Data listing
........
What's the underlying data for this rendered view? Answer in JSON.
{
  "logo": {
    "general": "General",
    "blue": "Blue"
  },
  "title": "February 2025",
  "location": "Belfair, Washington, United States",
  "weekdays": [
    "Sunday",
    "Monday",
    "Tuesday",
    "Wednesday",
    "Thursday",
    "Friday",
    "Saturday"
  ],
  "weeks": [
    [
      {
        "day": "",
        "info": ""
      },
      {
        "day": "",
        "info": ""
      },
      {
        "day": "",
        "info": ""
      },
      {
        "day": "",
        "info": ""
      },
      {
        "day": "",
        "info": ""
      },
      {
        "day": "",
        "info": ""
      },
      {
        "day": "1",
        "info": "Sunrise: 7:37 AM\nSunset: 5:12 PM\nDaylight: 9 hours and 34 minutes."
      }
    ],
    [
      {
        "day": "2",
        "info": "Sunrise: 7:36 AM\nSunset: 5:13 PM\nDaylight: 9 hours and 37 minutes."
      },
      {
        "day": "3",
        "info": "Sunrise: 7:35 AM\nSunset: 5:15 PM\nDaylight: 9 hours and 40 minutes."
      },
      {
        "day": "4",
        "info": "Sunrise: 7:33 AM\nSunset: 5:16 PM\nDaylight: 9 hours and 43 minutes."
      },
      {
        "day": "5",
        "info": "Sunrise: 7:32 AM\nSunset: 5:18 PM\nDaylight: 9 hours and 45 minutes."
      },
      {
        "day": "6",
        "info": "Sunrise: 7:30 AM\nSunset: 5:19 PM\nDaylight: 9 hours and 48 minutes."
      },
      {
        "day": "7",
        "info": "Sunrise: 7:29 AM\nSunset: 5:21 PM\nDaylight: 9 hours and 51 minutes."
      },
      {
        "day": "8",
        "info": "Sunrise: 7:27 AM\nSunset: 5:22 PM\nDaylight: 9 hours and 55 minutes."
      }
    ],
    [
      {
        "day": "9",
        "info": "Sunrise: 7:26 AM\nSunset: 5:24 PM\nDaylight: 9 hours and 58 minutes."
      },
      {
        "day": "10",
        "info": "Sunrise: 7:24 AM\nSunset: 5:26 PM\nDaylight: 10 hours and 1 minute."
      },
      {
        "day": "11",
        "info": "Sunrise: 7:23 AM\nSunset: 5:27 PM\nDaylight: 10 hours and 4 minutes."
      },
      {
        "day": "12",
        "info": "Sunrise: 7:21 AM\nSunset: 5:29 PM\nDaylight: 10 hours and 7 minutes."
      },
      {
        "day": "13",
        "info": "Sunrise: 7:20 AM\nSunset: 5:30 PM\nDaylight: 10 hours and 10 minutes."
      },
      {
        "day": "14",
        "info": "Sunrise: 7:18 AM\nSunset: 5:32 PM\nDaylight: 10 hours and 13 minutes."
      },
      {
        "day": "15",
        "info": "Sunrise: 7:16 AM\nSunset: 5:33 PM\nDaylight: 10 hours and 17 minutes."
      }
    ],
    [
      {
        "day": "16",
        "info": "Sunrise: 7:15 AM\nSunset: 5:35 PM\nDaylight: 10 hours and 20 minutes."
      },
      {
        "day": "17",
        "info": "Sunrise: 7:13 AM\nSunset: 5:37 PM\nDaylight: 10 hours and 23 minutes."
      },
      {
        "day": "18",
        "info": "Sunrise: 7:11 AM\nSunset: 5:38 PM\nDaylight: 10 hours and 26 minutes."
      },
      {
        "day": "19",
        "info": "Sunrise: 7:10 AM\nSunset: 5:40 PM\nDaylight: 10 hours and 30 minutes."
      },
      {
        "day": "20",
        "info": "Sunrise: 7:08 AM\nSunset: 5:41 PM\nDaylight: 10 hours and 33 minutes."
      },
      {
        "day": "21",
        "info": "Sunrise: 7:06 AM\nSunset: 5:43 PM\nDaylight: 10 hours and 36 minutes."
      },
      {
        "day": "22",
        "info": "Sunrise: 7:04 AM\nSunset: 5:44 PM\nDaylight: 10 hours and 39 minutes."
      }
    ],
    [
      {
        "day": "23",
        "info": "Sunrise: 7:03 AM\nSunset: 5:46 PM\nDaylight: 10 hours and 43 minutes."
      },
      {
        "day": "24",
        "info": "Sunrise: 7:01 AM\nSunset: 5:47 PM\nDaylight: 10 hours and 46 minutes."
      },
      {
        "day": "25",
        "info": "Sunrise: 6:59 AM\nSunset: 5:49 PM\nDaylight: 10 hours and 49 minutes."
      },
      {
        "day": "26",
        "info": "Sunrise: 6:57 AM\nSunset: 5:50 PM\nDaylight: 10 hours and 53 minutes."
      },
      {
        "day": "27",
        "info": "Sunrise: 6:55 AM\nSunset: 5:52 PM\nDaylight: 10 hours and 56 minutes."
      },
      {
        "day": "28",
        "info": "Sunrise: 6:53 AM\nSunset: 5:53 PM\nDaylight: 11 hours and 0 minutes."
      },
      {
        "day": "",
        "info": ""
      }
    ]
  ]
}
........
§ EXERCISE OBJECTIVE
Emit the records above again, exactly, with no line skipped.

§ OUTPUT FOR THIS EXERCISE
What's the underlying data for this rendered view? Answer in JSON.
{
  "logo": {
    "general": "General",
    "blue": "Blue"
  },
  "title": "February 2025",
  "location": "Belfair, Washington, United States",
  "weekdays": [
    "Sunday",
    "Monday",
    "Tuesday",
    "Wednesday",
    "Thursday",
    "Friday",
    "Saturday"
  ],
  "weeks": [
    [
      {
        "day": "",
        "info": ""
      },
      {
        "day": "",
        "info": ""
      },
      {
        "day": "",
        "info": ""
      },
      {
        "day": "",
        "info": ""
      },
      {
        "day": "",
        "info": ""
      },
      {
        "day": "",
        "info": ""
      },
      {
        "day": "1",
        "info": "Sunrise: 7:37 AM\nSunset: 5:12 PM\nDaylight: 9 hours and 34 minutes."
      }
    ],
    [
      {
        "day": "2",
        "info": "Sunrise: 7:36 AM\nSunset: 5:13 PM\nDaylight: 9 hours and 37 minutes."
      },
      {
        "day": "3",
        "info": "Sunrise: 7:35 AM\nSunset: 5:15 PM\nDaylight: 9 hours and 40 minutes."
      },
      {
        "day": "4",
        "info": "Sunrise: 7:33 AM\nSunset: 5:16 PM\nDaylight: 9 hours and 43 minutes."
      },
      {
        "day": "5",
        "info": "Sunrise: 7:32 AM\nSunset: 5:18 PM\nDaylight: 9 hours and 45 minutes."
      },
      {
        "day": "6",
        "info": "Sunrise: 7:30 AM\nSunset: 5:19 PM\nDaylight: 9 hours and 48 minutes."
      },
      {
        "day": "7",
        "info": "Sunrise: 7:29 AM\nSunset: 5:21 PM\nDaylight: 9 hours and 51 minutes."
      },
      {
        "day": "8",
        "info": "Sunrise: 7:27 AM\nSunset: 5:22 PM\nDaylight: 9 hours and 55 minutes."
      }
    ],
    [
      {
        "day": "9",
        "info": "Sunrise: 7:26 AM\nSunset: 5:24 PM\nDaylight: 9 hours and 58 minutes."
      },
      {
        "day": "10",
        "info": "Sunrise: 7:24 AM\nSunset: 5:26 PM\nDaylight: 10 hours and 1 minute."
      },
      {
        "day": "11",
        "info": "Sunrise: 7:23 AM\nSunset: 5:27 PM\nDaylight: 10 hours and 4 minutes."
      },
      {
        "day": "12",
        "info": "Sunrise: 7:21 AM\nSunset: 5:29 PM\nDaylight: 10 hours and 7 minutes."
      },
      {
        "day": "13",
        "info": "Sunrise: 7:20 AM\nSunset: 5:30 PM\nDaylight: 10 hours and 10 minutes."
      },
      {
        "day": "14",
        "info": "Sunrise: 7:18 AM\nSunset: 5:32 PM\nDaylight: 10 hours and 13 minutes."
      },
      {
        "day": "15",
        "info": "Sunrise: 7:16 AM\nSunset: 5:33 PM\nDaylight: 10 hours and 17 minutes."
      }
    ],
    [
      {
        "day": "16",
        "info": "Sunrise: 7:15 AM\nSunset: 5:35 PM\nDaylight: 10 hours and 20 minutes."
      },
      {
        "day": "17",
        "info": "Sunrise: 7:13 AM\nSunset: 5:37 PM\nDaylight: 10 hours and 23 minutes."
      },
      {
        "day": "18",
        "info": "Sunrise: 7:11 AM\nSunset: 5:38 PM\nDaylight: 10 hours and 26 minutes."
      },
      {
        "day": "19",
        "info": "Sunrise: 7:10 AM\nSunset: 5:40 PM\nDaylight: 10 hours and 30 minutes."
      },
      {
        "day": "20",
        "info": "Sunrise: 7:08 AM\nSunset: 5:41 PM\nDaylight: 10 hours and 33 minutes."
      },
      {
        "day": "21",
        "info": "Sunrise: 7:06 AM\nSunset: 5:43 PM\nDaylight: 10 hours and 36 minutes."
      },
      {
        "day": "22",
        "info": "Sunrise: 7:04 AM\nSunset: 5:44 PM\nDaylight: 10 hours and 39 minutes."
      }
    ],
    [
      {
        "day": "23",
        "info": "Sunrise: 7:03 AM\nSunset: 5:46 PM\nDaylight: 10 hours and 43 minutes."
      },
      {
        "day": "24",
        "info": "Sunrise: 7:01 AM\nSunset: 5:47 PM\nDaylight: 10 hours and 46 minutes."
      },
      {
        "day": "25",
        "info": "Sunrise: 6:59 AM\nSunset: 5:49 PM\nDaylight: 10 hours and 49 minutes."
      },
      {
        "day": "26",
        "info": "Sunrise: 6:57 AM\nSunset: 5:50 PM\nDaylight: 10 hours and 53 minutes."
      },
      {
        "day": "27",
        "info": "Sunrise: 6:55 AM\nSunset: 5:52 PM\nDaylight: 10 hours and 56 minutes."
      },
      {
        "day": "28",
        "info": "Sunrise: 6:53 AM\nSunset: 5:53 PM\nDaylight: 11 hours and 0 minutes."
      },
      {
        "day": "",
        "info": ""
      }
    ]
  ]
}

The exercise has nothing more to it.